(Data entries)

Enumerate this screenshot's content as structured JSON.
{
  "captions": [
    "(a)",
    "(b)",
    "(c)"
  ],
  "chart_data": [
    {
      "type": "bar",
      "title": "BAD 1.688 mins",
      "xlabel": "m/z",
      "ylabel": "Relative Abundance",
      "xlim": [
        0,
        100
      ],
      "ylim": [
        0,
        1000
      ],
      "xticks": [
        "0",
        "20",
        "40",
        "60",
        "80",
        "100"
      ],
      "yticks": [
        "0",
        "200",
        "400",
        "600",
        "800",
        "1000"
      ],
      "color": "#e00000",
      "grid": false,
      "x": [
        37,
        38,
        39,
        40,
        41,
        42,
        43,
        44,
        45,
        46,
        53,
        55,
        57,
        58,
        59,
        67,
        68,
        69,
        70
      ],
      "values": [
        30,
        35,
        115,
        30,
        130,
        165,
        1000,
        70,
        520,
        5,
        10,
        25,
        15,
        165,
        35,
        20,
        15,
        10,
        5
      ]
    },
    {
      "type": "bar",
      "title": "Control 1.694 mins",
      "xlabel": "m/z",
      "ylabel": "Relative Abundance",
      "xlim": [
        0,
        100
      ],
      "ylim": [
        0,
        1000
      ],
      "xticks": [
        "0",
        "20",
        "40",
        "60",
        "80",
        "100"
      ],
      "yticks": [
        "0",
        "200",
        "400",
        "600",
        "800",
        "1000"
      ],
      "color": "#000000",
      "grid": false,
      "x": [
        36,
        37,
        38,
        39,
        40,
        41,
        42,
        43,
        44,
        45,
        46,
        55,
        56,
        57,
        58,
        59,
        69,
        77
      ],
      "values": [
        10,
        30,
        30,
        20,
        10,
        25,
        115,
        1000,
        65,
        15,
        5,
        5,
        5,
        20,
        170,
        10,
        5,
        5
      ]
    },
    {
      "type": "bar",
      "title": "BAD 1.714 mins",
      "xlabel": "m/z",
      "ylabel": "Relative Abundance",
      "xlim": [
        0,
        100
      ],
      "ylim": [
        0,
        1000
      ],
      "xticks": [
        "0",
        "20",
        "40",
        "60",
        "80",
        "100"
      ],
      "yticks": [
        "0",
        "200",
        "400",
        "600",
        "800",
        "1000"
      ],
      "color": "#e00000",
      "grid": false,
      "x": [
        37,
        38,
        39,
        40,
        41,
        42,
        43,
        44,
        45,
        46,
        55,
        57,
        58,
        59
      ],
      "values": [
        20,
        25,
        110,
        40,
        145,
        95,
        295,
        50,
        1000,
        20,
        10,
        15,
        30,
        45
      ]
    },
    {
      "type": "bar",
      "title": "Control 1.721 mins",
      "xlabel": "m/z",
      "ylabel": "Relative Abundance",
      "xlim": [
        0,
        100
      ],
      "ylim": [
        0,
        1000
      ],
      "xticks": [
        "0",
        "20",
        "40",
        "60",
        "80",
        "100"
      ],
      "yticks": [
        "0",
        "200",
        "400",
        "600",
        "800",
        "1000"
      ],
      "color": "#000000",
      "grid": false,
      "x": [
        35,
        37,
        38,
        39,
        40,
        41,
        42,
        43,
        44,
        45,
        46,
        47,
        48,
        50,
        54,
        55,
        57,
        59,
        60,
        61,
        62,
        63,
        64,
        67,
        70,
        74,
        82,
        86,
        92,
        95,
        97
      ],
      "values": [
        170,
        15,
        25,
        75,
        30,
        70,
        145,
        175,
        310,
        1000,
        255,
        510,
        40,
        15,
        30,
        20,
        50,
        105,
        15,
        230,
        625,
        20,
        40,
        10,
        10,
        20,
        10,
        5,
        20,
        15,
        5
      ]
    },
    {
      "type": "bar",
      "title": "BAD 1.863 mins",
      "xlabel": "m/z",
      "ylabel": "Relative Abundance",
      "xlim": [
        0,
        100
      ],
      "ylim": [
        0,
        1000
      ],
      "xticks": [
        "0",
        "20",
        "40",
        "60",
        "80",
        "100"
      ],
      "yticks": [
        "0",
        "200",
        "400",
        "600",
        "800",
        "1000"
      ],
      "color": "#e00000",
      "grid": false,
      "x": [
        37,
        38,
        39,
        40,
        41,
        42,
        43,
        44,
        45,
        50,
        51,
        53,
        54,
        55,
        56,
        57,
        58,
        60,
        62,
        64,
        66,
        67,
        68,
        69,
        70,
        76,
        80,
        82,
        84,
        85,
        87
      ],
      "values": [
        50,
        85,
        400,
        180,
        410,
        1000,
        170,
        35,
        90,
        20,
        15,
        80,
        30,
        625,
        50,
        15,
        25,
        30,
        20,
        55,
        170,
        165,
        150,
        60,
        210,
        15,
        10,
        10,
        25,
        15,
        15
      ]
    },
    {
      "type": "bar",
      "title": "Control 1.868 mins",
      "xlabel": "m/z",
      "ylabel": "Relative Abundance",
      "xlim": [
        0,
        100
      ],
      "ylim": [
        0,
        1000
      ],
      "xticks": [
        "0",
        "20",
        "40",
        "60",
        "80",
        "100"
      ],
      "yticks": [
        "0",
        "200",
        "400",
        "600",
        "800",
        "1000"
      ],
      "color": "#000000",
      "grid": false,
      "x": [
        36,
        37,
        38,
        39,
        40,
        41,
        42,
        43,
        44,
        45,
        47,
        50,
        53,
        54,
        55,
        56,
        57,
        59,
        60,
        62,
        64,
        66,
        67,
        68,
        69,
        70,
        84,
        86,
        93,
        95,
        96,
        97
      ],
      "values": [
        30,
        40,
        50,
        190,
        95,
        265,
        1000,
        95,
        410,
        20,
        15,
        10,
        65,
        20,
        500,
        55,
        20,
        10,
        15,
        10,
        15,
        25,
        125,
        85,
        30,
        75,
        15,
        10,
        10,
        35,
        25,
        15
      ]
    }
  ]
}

Objective >> Print the material once more, exactly.

Written answer >>
Enumerate this screenshot's content as structured JSON.
{
  "captions": [
    "(a)",
    "(b)",
    "(c)"
  ],
  "chart_data": [
    {
      "type": "bar",
      "title": "BAD 1.688 mins",
      "xlabel": "m/z",
      "ylabel": "Relative Abundance",
      "xlim": [
        0,
        100
      ],
      "ylim": [
        0,
        1000
      ],
      "xticks": [
        "0",
        "20",
        "40",
        "60",
        "80",
        "100"
      ],
      "yticks": [
        "0",
        "200",
        "400",
        "600",
        "800",
        "1000"
      ],
      "color": "#e00000",
      "grid": false,
      "x": [
        37,
        38,
        39,
        40,
        41,
        42,
        43,
        44,
        45,
        46,
        53,
        55,
        57,
        58,
        59,
        67,
        68,
        69,
        70
      ],
      "values": [
        30,
        35,
        115,
        30,
        130,
        165,
        1000,
        70,
        520,
        5,
        10,
        25,
        15,
        165,
        35,
        20,
        15,
        10,
        5
      ]
    },
    {
      "type": "bar",
      "title": "Control 1.694 mins",
      "xlabel": "m/z",
      "ylabel": "Relative Abundance",
      "xlim": [
        0,
        100
      ],
      "ylim": [
        0,
        1000
      ],
      "xticks": [
        "0",
        "20",
        "40",
        "60",
        "80",
        "100"
      ],
      "yticks": [
        "0",
        "200",
        "400",
        "600",
        "800",
        "1000"
      ],
      "color": "#000000",
      "grid": false,
      "x": [
        36,
        37,
        38,
        39,
        40,
        41,
        42,
        43,
        44,
        45,
        46,
        55,
        56,
        57,
        58,
        59,
        69,
        77
      ],
      "values": [
        10,
        30,
        30,
        20,
        10,
        25,
        115,
        1000,
        65,
        15,
        5,
        5,
        5,
        20,
        170,
        10,
        5,
        5
      ]
    },
    {
      "type": "bar",
      "title": "BAD 1.714 mins",
      "xlabel": "m/z",
      "ylabel": "Relative Abundance",
      "xlim": [
        0,
        100
      ],
      "ylim": [
        0,
        1000
      ],
      "xticks": [
        "0",
        "20",
        "40",
        "60",
        "80",
        "100"
      ],
      "yticks": [
        "0",
        "200",
        "400",
        "600",
        "800",
        "1000"
      ],
      "color": "#e00000",
      "grid": false,
      "x": [
        37,
        38,
        39,
        40,
        41,
        42,
        43,
        44,
        45,
        46,
        55,
        57,
        58,
        59
      ],
      "values": [
        20,
        25,
        110,
        40,
        145,
        95,
        295,
        50,
        1000,
        20,
        10,
        15,
        30,
        45
      ]
    },
    {
      "type": "bar",
      "title": "Control 1.721 mins",
      "xlabel": "m/z",
      "ylabel": "Relative Abundance",
      "xlim": [
        0,
        100
      ],
      "ylim": [
        0,
        1000
      ],
      "xticks": [
        "0",
        "20",
        "40",
        "60",
        "80",
        "100"
      ],
      "yticks": [
        "0",
        "200",
        "400",
        "600",
        "800",
        "1000"
      ],
      "color": "#000000",
      "grid": false,
      "x": [
        35,
        37,
        38,
        39,
        40,
        41,
        42,
        43,
        44,
        45,
        46,
        47,
        48,
        50,
        54,
        55,
        57,
        59,
        60,
        61,
        62,
        63,
        64,
        67,
        70,
        74,
        82,
        86,
        92,
        95,
        97
      ],
      "values": [
        170,
        15,
        25,
        75,
        30,
        70,
        145,
        175,
        310,
        1000,
        255,
        510,
        40,
        15,
        30,
        20,
        50,
        105,
        15,
        230,
        625,
        20,
        40,
        10,
        10,
        20,
        10,
        5,
        20,
        15,
        5
      ]
    },
    {
      "type": "bar",
      "title": "BAD 1.863 mins",
      "xlabel": "m/z",
      "ylabel": "Relative Abundance",
      "xlim": [
        0,
        100
      ],
      "ylim": [
        0,
        1000
      ],
      "xticks": [
        "0",
        "20",
        "40",
        "60",
        "80",
        "100"
      ],
      "yticks": [
        "0",
        "200",
        "400",
        "600",
        "800",
        "1000"
      ],
      "color": "#e00000",
      "grid": false,
      "x": [
        37,
        38,
        39,
        40,
        41,
        42,
        43,
        44,
        45,
        50,
        51,
        53,
        54,
        55,
        56,
        57,
        58,
        60,
        62,
        64,
        66,
        67,
        68,
        69,
        70,
        76,
        80,
        82,
        84,
        85,
        87
      ],
      "values": [
        50,
        85,
        400,
        180,
        410,
        1000,
        170,
        35,
        90,
        20,
        15,
        80,
        30,
        625,
        50,
        15,
        25,
        30,
        20,
        55,
        170,
        165,
        150,
        60,
        210,
        15,
        10,
        10,
        25,
        15,
        15
      ]
    },
    {
      "type": "bar",
      "title": "Control 1.868 mins",
      "xlabel": "m/z",
      "ylabel": "Relative Abundance",
      "xlim": [
        0,
        100
      ],
      "ylim": [
        0,
        1000
      ],
      "xticks": [
        "0",
        "20",
        "40",
        "60",
        "80",
        "100"
      ],
      "yticks": [
        "0",
        "200",
        "400",
        "600",
        "800",
        "1000"
      ],
      "color": "#000000",
      "grid": false,
      "x": [
        36,
        37,
        38,
        39,
        40,
        41,
        42,
        43,
        44,
        45,
        47,
        50,
        53,
        54,
        55,
        56,
        57,
        59,
        60,
        62,
        64,
        66,
        67,
        68,
        69,
        70,
        84,
        86,
        93,
        95,
        96,
        97
      ],
      "values": [
        30,
        40,
        50,
        190,
        95,
        265,
        1000,
        95,
        410,
        20,
        15,
        10,
        65,
        20,
        500,
        55,
        20,
        10,
        15,
        10,
        15,
        25,
        125,
        85,
        30,
        75,
        15,
        10,
        10,
        35,
        25,
        15
      ]
    }
  ]
}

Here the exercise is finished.